**Entries provided**

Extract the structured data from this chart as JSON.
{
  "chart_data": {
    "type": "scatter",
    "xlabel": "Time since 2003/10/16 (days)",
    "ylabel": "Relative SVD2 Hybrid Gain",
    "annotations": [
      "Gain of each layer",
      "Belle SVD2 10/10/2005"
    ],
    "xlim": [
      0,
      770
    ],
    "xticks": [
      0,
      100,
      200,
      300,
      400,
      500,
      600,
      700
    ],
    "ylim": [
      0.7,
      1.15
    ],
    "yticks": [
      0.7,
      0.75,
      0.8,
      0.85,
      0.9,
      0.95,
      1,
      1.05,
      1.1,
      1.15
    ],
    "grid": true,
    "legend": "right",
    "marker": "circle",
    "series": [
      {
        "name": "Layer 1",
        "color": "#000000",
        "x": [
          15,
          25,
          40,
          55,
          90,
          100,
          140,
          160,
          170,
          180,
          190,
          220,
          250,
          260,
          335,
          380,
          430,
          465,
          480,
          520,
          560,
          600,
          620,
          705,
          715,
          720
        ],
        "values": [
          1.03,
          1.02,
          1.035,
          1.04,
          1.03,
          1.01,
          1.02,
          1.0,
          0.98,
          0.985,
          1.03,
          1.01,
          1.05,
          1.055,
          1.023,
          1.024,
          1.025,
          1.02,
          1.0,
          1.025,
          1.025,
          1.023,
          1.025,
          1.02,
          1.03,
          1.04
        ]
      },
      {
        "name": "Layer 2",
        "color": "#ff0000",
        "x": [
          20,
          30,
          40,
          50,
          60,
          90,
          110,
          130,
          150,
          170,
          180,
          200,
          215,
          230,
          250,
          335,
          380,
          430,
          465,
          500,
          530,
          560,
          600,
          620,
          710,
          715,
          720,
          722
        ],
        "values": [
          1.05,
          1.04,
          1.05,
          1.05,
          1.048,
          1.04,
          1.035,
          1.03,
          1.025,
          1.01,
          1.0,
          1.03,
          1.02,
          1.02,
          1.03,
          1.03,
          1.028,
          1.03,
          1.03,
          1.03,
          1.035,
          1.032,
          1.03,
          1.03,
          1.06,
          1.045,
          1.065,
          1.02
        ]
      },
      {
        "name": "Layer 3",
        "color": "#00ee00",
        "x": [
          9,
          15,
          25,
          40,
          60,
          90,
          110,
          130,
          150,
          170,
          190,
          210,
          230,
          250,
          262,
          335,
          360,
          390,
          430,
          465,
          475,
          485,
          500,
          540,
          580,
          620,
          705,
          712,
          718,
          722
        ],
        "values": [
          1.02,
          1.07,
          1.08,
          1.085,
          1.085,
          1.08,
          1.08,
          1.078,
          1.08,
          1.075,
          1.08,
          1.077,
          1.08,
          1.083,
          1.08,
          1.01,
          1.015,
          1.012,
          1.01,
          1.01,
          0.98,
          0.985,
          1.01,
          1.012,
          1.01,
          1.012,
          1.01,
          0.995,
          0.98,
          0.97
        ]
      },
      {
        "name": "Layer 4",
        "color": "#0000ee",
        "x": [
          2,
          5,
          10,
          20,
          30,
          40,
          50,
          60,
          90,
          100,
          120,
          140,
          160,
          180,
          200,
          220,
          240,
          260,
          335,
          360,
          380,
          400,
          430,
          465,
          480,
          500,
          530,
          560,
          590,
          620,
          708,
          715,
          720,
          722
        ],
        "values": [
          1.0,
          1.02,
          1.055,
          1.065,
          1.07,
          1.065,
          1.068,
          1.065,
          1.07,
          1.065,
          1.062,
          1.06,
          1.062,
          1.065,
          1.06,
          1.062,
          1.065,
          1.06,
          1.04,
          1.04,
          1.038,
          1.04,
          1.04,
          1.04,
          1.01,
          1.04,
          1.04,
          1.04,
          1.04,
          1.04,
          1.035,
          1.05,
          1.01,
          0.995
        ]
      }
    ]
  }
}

**Stated problem**
Exactly reproduce every line of the records.

**Complete answer**
Extract the structured data from this chart as JSON.
{
  "chart_data": {
    "type": "scatter",
    "xlabel": "Time since 2003/10/16 (days)",
    "ylabel": "Relative SVD2 Hybrid Gain",
    "annotations": [
      "Gain of each layer",
      "Belle SVD2 10/10/2005"
    ],
    "xlim": [
      0,
      770
    ],
    "xticks": [
      0,
      100,
      200,
      300,
      400,
      500,
      600,
      700
    ],
    "ylim": [
      0.7,
      1.15
    ],
    "yticks": [
      0.7,
      0.75,
      0.8,
      0.85,
      0.9,
      0.95,
      1,
      1.05,
      1.1,
      1.15
    ],
    "grid": true,
    "legend": "right",
    "marker": "circle",
    "series": [
      {
        "name": "Layer 1",
        "color": "#000000",
        "x": [
          15,
          25,
          40,
          55,
          90,
          100,
          140,
          160,
          170,
          180,
          190,
          220,
          250,
          260,
          335,
          380,
          430,
          465,
          480,
          520,
          560,
          600,
          620,
          705,
          715,
          720
        ],
        "values": [
          1.03,
          1.02,
          1.035,
          1.04,
          1.03,
          1.01,
          1.02,
          1.0,
          0.98,
          0.985,
          1.03,
          1.01,
          1.05,
          1.055,
          1.023,
          1.024,
          1.025,
          1.02,
          1.0,
          1.025,
          1.025,
          1.023,
          1.025,
          1.02,
          1.03,
          1.04
        ]
      },
      {
        "name": "Layer 2",
        "color": "#ff0000",
        "x": [
          20,
          30,
          40,
          50,
          60,
          90,
          110,
          130,
          150,
          170,
          180,
          200,
          215,
          230,
          250,
          335,
          380,
          430,
          465,
          500,
          530,
          560,
          600,
          620,
          710,
          715,
          720,
          722
        ],
        "values": [
          1.05,
          1.04,
          1.05,
          1.05,
          1.048,
          1.04,
          1.035,
          1.03,
          1.025,
          1.01,
          1.0,
          1.03,
          1.02,
          1.02,
          1.03,
          1.03,
          1.028,
          1.03,
          1.03,
          1.03,
          1.035,
          1.032,
          1.03,
          1.03,
          1.06,
          1.045,
          1.065,
          1.02
        ]
      },
      {
        "name": "Layer 3",
        "color": "#00ee00",
        "x": [
          9,
          15,
          25,
          40,
          60,
          90,
          110,
          130,
          150,
          170,
          190,
          210,
          230,
          250,
          262,
          335,
          360,
          390,
          430,
          465,
          475,
          485,
          500,
          540,
          580,
          620,
          705,
          712,
          718,
          722
        ],
        "values": [
          1.02,
          1.07,
          1.08,
          1.085,
          1.085,
          1.08,
          1.08,
          1.078,
          1.08,
          1.075,
          1.08,
          1.077,
          1.08,
          1.083,
          1.08,
          1.01,
          1.015,
          1.012,
          1.01,
          1.01,
          0.98,
          0.985,
          1.01,
          1.012,
          1.01,
          1.012,
          1.01,
          0.995,
          0.98,
          0.97
        ]
      },
      {
        "name": "Layer 4",
        "color": "#0000ee",
        "x": [
          2,
          5,
          10,
          20,
          30,
          40,
          50,
          60,
          90,
          100,
          120,
          140,
          160,
          180,
          200,
          220,
          240,
          260,
          335,
          360,
          380,
          400,
          430,
          465,
          480,
          500,
          530,
          560,
          590,
          620,
          708,
          715,
          720,
          722
        ],
        "values": [
          1.0,
          1.02,
          1.055,
          1.065,
          1.07,
          1.065,
          1.068,
          1.065,
          1.07,
          1.065,
          1.062,
          1.06,
          1.062,
          1.065,
          1.06,
          1.062,
          1.065,
          1.06,
          1.04,
          1.04,
          1.038,
          1.04,
          1.04,
          1.04,
          1.01,
          1.04,
          1.04,
          1.04,
          1.04,
          1.04,
          1.035,
          1.05,
          1.01,
          0.995
        ]
      }
    ]
  }
}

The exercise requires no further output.